Do this | From the entries below, work out the number of lines that hold the word "arcmin", and give that number alone.

--- START ---

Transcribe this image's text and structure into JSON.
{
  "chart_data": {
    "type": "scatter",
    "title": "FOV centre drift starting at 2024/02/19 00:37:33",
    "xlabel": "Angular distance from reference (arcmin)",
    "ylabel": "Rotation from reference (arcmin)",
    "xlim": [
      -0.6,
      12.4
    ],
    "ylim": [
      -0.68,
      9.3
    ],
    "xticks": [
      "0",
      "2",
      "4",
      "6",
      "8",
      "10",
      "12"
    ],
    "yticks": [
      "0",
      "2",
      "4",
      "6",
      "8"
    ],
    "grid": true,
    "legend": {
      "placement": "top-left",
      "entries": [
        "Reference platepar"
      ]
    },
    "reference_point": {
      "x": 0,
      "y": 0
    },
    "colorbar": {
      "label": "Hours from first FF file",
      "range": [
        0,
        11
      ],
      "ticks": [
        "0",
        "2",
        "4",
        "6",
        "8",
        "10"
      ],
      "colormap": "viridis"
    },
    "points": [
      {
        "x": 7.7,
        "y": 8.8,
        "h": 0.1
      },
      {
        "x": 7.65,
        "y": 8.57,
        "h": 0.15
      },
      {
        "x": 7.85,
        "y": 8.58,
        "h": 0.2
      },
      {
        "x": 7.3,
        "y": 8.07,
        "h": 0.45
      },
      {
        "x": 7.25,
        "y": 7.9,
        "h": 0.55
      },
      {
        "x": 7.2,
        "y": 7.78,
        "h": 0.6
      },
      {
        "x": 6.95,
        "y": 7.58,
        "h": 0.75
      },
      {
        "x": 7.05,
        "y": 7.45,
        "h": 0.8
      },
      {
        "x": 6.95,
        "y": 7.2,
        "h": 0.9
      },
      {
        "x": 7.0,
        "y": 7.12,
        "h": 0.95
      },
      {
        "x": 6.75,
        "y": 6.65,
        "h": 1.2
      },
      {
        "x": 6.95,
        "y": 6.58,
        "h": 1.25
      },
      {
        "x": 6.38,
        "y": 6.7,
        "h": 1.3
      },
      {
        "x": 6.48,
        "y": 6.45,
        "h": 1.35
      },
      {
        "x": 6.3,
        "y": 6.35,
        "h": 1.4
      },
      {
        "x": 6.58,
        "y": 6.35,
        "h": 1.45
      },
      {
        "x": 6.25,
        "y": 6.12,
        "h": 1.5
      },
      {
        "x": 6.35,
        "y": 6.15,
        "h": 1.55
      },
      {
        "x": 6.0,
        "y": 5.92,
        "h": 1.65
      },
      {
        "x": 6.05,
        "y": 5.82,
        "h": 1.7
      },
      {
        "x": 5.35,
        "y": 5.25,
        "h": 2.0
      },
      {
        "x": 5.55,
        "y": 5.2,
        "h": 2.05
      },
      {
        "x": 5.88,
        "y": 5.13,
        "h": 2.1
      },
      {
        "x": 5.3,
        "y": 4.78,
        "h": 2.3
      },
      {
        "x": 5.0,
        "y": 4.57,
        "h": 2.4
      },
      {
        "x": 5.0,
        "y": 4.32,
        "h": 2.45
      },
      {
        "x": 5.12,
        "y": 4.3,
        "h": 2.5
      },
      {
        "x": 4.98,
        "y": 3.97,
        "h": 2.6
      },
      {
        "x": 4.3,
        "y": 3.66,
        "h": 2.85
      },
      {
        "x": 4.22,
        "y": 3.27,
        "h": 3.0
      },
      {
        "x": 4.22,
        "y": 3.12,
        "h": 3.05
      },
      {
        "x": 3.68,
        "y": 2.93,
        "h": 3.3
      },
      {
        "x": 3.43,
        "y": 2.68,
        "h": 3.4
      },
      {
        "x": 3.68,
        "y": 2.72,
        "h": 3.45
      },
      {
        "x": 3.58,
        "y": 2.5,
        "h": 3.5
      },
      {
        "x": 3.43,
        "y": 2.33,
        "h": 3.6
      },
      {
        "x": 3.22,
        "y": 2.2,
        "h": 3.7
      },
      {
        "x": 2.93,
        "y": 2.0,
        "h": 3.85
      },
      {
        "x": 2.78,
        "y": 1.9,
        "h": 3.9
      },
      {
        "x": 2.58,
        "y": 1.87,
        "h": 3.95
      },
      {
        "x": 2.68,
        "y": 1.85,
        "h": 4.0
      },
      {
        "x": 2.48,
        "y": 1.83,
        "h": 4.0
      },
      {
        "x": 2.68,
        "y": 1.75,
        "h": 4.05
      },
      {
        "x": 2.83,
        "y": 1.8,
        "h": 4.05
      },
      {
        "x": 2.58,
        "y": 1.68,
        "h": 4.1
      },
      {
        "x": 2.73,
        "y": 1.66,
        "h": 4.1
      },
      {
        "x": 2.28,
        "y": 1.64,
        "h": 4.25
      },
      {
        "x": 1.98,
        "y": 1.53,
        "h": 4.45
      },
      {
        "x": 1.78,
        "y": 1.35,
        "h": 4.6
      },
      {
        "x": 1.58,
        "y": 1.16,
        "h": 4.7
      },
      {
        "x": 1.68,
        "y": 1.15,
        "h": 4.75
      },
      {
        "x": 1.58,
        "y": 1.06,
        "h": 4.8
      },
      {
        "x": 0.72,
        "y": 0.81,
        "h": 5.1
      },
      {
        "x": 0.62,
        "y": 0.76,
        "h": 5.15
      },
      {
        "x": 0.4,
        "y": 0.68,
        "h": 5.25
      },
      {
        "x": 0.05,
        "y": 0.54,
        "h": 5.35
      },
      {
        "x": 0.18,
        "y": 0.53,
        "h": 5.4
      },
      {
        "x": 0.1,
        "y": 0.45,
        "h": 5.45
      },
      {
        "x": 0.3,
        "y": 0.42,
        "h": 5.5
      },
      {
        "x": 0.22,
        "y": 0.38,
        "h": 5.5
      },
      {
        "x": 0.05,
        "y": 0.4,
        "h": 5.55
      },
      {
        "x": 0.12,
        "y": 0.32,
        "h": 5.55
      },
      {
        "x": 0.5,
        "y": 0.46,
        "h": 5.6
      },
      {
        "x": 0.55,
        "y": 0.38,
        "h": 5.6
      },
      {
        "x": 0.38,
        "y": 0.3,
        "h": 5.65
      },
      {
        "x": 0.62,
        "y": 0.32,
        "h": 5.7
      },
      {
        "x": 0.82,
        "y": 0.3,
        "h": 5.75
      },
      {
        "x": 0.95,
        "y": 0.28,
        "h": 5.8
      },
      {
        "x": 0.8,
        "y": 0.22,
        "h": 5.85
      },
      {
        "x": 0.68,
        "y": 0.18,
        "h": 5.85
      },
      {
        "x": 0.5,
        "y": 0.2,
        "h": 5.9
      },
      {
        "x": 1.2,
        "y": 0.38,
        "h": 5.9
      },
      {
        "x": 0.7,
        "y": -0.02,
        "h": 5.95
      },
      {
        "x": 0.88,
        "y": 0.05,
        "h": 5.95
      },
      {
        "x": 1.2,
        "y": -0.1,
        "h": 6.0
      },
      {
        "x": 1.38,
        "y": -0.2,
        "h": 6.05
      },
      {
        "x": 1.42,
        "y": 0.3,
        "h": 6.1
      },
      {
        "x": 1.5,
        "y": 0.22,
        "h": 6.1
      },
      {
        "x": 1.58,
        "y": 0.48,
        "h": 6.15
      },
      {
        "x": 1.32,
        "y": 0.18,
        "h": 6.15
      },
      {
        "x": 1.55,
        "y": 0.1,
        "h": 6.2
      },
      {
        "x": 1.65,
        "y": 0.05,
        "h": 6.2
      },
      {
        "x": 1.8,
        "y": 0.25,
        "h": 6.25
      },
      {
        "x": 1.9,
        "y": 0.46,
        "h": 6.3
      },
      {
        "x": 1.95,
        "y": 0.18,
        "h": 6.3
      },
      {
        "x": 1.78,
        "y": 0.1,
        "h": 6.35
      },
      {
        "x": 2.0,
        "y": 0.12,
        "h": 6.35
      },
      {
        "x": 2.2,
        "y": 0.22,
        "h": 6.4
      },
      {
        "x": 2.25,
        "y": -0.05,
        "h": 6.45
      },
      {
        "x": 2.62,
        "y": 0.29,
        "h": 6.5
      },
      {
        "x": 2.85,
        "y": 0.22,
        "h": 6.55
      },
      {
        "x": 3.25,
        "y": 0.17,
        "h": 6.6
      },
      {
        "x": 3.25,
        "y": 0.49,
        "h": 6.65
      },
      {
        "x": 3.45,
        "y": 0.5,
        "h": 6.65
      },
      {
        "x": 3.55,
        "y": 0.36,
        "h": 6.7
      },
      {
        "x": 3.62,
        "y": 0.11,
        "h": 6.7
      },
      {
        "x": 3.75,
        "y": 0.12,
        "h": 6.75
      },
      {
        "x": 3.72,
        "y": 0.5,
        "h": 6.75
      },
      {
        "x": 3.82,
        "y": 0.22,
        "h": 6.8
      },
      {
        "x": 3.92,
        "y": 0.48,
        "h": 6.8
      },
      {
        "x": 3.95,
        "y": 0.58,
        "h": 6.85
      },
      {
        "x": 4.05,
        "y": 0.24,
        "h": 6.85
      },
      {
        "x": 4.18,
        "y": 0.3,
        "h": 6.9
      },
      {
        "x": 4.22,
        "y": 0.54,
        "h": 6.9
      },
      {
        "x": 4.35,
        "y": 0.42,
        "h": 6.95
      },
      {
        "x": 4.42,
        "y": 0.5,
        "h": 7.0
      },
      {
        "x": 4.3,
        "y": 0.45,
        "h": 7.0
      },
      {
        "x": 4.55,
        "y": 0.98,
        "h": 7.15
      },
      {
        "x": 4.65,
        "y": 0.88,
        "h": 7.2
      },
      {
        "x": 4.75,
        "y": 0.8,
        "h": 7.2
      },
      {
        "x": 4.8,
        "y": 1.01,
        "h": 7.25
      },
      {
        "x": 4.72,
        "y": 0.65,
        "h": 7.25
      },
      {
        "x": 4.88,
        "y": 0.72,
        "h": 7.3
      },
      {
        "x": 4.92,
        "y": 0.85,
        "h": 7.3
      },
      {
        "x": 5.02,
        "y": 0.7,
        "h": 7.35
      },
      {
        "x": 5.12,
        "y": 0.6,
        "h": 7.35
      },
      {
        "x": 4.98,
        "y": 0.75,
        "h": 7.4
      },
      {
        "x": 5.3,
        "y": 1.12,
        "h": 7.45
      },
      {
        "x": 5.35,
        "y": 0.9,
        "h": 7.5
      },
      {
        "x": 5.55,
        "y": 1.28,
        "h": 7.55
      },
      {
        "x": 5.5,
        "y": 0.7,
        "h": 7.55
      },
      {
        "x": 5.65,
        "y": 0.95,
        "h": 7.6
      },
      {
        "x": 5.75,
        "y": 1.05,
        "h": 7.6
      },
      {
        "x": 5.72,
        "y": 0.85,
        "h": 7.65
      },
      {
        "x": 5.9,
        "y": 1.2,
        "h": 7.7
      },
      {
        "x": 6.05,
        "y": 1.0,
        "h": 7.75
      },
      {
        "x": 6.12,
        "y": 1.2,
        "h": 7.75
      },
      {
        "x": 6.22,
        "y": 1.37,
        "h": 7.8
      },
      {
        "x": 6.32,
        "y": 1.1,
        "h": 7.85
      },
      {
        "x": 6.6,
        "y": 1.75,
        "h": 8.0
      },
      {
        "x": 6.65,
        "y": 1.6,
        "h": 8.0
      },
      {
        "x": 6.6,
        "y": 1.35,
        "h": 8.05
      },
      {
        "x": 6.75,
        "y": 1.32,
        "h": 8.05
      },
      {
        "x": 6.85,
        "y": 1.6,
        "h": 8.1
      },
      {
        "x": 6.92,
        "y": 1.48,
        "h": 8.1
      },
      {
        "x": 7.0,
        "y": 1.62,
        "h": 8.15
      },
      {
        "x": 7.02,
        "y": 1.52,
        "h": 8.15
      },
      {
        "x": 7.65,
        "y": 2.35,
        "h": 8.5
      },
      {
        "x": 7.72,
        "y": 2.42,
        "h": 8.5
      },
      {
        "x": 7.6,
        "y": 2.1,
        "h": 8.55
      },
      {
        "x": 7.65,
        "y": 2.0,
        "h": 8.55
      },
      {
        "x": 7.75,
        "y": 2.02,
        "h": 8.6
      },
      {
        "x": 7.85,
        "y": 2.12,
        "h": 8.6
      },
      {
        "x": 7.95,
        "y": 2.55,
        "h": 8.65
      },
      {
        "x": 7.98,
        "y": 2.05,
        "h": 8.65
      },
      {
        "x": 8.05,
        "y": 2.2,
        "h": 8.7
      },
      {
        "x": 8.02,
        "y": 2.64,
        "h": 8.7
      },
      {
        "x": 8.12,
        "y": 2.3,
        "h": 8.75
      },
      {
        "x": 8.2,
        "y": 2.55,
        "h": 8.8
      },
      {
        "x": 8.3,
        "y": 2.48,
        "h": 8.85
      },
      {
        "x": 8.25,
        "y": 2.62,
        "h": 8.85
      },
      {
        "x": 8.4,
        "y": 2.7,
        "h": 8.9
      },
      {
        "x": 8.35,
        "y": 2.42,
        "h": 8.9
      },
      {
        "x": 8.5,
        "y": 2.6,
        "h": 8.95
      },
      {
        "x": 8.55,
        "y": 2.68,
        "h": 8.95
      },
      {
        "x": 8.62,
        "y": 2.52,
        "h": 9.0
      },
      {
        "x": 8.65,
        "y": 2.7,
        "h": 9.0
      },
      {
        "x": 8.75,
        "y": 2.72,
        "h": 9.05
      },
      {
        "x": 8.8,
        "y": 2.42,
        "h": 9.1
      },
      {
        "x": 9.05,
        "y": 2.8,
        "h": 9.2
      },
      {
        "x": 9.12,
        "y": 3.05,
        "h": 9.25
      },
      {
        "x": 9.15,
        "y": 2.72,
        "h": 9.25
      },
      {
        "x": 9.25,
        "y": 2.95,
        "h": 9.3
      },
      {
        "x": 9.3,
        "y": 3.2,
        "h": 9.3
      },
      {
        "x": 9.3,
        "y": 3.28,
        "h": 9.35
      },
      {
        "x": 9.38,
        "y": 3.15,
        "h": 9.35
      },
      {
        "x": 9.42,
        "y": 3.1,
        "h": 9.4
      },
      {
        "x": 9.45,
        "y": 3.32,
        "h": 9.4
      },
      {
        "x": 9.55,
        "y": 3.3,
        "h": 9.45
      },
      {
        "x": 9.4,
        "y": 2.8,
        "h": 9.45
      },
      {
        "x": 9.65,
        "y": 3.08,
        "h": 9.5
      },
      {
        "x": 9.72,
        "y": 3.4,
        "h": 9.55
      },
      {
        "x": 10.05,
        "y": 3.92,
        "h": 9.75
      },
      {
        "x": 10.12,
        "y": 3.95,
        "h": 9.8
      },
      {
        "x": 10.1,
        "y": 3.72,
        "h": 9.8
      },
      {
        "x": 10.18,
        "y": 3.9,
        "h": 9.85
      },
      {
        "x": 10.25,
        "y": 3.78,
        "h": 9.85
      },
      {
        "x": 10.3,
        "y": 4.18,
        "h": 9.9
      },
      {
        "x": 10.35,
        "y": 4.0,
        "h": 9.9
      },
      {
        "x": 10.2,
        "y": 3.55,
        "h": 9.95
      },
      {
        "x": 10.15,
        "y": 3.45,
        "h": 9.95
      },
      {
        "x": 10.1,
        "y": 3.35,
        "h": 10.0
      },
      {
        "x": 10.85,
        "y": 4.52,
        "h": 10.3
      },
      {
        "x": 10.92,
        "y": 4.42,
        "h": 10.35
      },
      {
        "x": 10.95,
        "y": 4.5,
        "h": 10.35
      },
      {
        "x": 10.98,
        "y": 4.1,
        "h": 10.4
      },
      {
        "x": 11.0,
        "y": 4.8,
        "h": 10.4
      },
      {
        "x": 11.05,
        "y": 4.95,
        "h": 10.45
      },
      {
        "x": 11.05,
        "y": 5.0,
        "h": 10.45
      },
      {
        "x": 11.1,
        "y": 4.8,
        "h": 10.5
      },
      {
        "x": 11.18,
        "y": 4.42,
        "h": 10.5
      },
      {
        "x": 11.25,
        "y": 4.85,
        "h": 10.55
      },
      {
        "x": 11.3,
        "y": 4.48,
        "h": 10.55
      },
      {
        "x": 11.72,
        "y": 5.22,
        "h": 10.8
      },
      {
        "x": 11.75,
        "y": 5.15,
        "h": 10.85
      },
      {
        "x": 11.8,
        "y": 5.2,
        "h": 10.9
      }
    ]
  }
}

--- END ---

Expected answer | 2